(Items from a dataset)
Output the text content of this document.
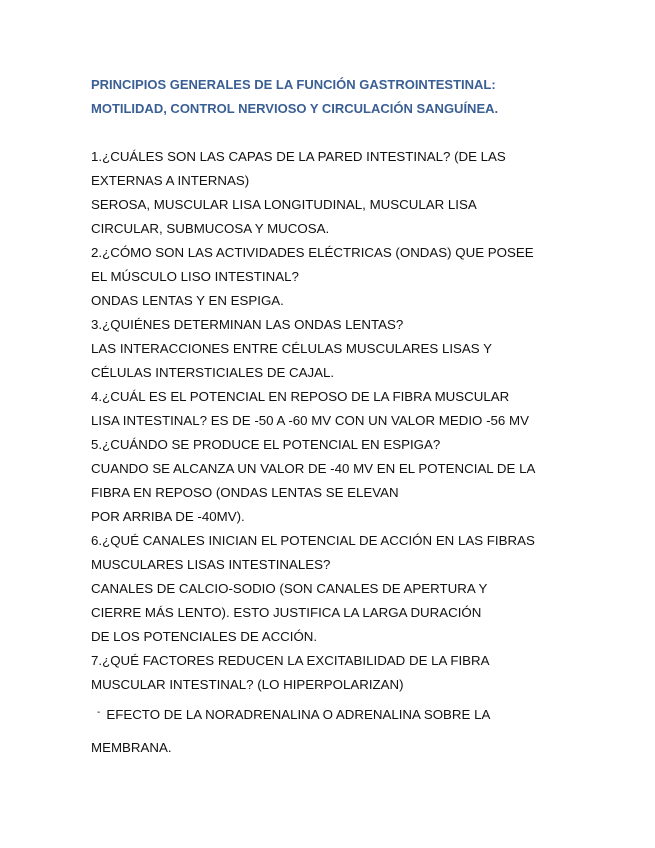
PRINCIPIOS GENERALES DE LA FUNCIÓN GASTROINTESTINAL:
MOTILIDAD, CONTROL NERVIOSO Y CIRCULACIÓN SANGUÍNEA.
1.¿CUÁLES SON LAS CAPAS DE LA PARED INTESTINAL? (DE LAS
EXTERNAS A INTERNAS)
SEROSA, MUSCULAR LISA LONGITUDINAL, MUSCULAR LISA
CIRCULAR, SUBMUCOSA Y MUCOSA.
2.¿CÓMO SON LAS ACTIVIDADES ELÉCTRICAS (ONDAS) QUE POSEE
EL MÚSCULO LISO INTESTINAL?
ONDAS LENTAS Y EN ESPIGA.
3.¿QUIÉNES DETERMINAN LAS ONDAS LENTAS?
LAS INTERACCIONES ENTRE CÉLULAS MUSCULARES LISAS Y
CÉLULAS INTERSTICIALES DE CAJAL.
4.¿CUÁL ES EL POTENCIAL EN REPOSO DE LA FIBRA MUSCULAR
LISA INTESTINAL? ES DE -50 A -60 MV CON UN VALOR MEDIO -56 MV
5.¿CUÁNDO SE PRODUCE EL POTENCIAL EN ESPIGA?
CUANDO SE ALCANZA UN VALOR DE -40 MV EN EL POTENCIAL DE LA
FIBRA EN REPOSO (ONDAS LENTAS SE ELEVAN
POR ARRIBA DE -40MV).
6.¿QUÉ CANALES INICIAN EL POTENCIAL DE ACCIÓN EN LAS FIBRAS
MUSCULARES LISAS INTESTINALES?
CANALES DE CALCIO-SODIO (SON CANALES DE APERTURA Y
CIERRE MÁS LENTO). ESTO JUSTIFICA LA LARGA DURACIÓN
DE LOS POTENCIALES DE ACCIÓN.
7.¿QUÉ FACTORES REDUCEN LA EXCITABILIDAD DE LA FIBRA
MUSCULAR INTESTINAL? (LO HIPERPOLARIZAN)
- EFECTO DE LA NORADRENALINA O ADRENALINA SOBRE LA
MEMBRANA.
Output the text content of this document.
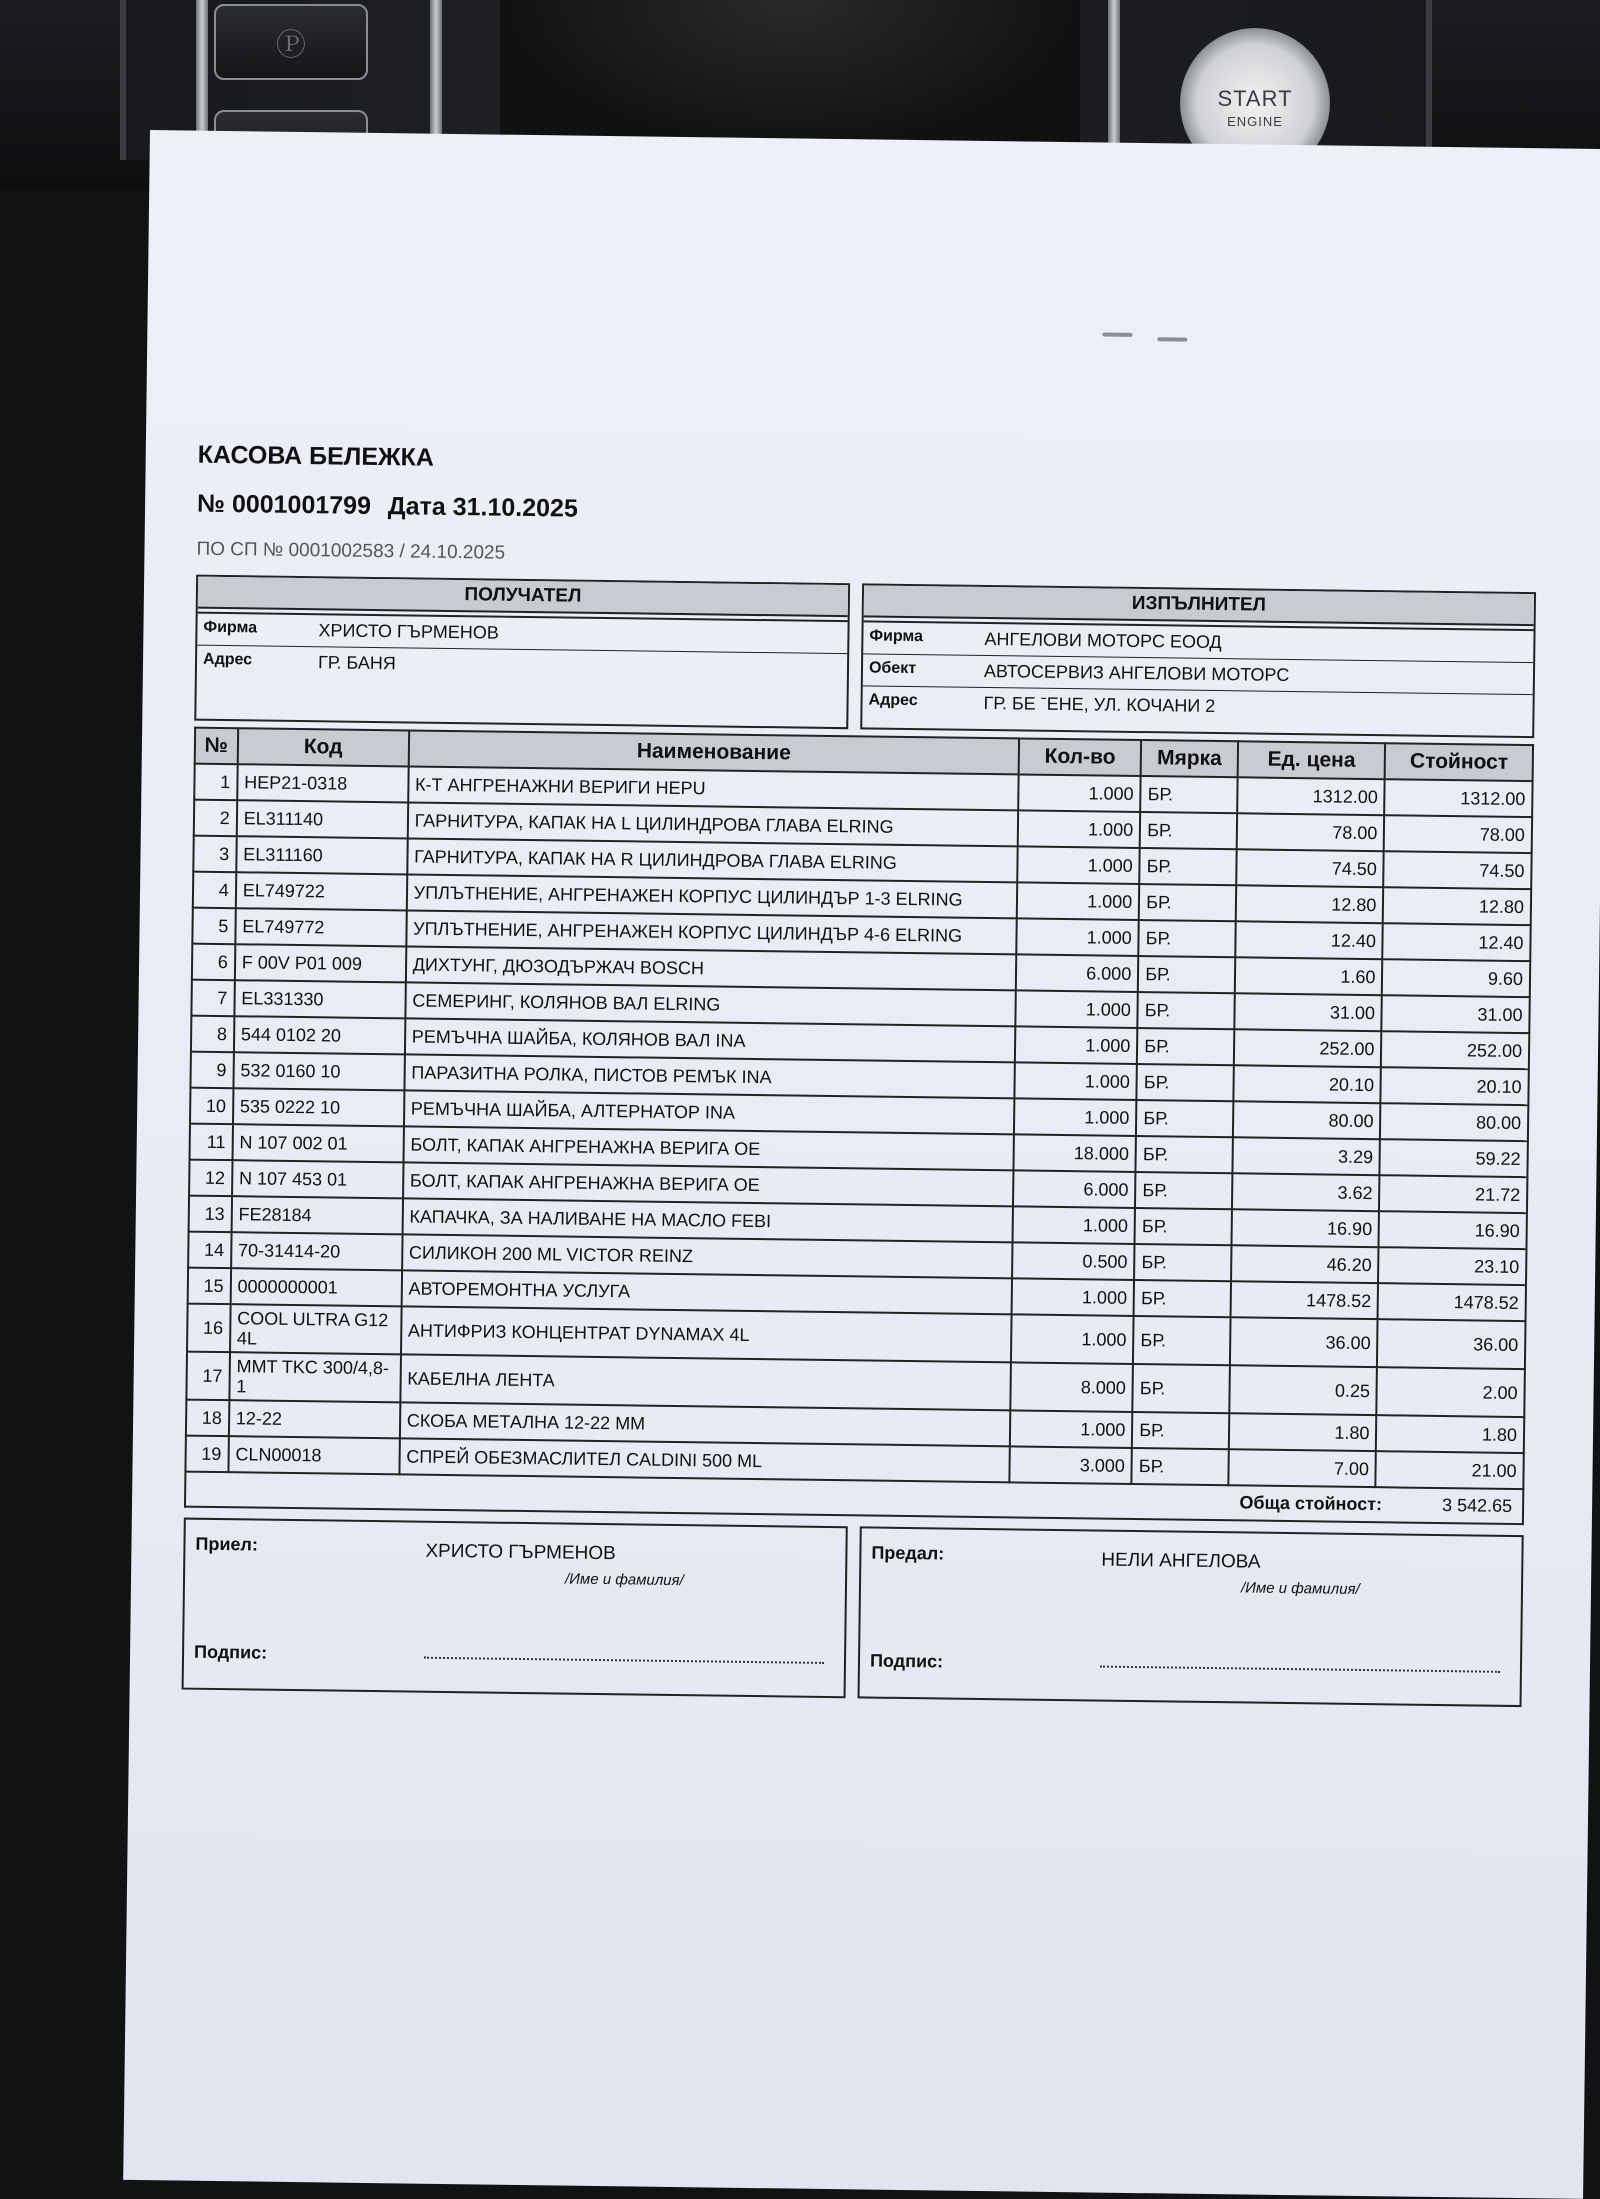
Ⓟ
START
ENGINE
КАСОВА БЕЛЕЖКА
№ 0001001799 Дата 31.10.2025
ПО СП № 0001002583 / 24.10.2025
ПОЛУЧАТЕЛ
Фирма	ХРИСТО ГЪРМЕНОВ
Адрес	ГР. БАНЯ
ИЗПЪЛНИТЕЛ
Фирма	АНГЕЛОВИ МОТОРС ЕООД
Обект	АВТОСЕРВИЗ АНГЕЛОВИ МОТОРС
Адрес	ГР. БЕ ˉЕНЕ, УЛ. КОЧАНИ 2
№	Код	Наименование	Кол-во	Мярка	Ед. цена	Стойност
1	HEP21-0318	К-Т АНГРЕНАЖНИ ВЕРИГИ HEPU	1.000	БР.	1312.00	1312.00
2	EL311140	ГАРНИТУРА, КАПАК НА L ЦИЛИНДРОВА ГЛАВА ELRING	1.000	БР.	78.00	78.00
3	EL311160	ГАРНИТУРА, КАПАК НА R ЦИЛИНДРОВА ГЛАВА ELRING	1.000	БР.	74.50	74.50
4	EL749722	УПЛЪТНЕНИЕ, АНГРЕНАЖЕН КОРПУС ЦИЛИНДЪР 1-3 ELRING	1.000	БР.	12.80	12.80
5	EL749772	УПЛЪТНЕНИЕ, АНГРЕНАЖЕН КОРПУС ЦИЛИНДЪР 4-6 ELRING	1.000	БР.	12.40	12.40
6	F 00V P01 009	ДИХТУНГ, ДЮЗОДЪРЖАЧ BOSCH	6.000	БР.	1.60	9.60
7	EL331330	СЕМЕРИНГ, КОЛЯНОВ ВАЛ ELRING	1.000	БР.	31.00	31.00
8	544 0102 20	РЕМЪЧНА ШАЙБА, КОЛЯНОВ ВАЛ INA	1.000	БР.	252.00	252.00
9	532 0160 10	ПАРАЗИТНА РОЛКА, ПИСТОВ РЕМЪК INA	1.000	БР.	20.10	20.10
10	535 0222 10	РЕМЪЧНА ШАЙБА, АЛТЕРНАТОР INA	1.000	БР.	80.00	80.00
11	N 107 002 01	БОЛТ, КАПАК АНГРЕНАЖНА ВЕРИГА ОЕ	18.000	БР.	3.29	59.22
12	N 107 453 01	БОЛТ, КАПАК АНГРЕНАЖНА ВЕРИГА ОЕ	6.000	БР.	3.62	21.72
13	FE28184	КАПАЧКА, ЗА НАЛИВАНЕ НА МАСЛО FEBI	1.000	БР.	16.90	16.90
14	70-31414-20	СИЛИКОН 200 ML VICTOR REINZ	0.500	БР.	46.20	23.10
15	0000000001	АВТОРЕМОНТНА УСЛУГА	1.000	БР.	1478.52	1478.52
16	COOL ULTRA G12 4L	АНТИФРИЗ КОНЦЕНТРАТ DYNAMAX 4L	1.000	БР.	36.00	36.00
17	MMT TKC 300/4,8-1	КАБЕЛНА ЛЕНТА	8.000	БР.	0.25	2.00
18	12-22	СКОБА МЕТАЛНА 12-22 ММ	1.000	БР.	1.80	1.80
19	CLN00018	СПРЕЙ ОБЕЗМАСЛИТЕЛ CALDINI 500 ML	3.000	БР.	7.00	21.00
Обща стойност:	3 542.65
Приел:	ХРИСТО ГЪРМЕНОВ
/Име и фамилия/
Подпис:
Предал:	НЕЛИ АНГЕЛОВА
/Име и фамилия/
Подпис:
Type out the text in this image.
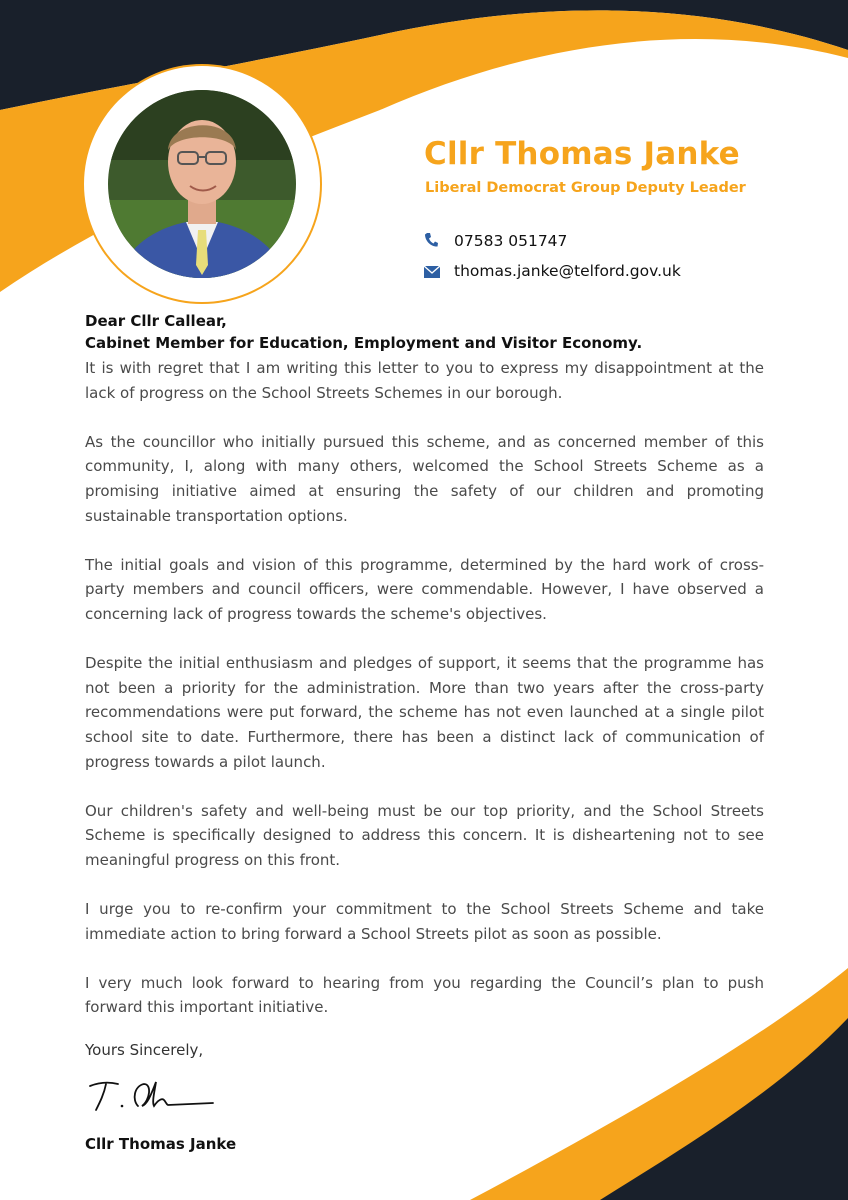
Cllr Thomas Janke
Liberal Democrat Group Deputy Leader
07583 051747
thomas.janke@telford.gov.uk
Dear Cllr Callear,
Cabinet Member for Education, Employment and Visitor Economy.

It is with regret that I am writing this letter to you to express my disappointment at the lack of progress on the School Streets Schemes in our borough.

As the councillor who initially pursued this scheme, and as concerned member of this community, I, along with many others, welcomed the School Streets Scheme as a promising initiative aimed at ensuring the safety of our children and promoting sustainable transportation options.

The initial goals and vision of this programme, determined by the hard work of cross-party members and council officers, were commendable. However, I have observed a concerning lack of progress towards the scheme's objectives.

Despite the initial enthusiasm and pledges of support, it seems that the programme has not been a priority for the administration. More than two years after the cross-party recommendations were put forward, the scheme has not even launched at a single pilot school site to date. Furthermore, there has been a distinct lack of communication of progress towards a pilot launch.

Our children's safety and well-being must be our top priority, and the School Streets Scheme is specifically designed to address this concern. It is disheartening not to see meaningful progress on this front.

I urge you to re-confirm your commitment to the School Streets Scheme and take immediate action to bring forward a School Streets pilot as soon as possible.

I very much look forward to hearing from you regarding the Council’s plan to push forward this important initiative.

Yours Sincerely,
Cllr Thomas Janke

Set problem
Select from the material above each line in which the string "CANALES" appears, and list those lines.

The answer
6.¿QUÉ CANALES INICIAN EL POTENCIAL DE ACCIÓN EN LAS FIBRAS
CANALES DE CALCIO-SODIO (SON CANALES DE APERTURA Y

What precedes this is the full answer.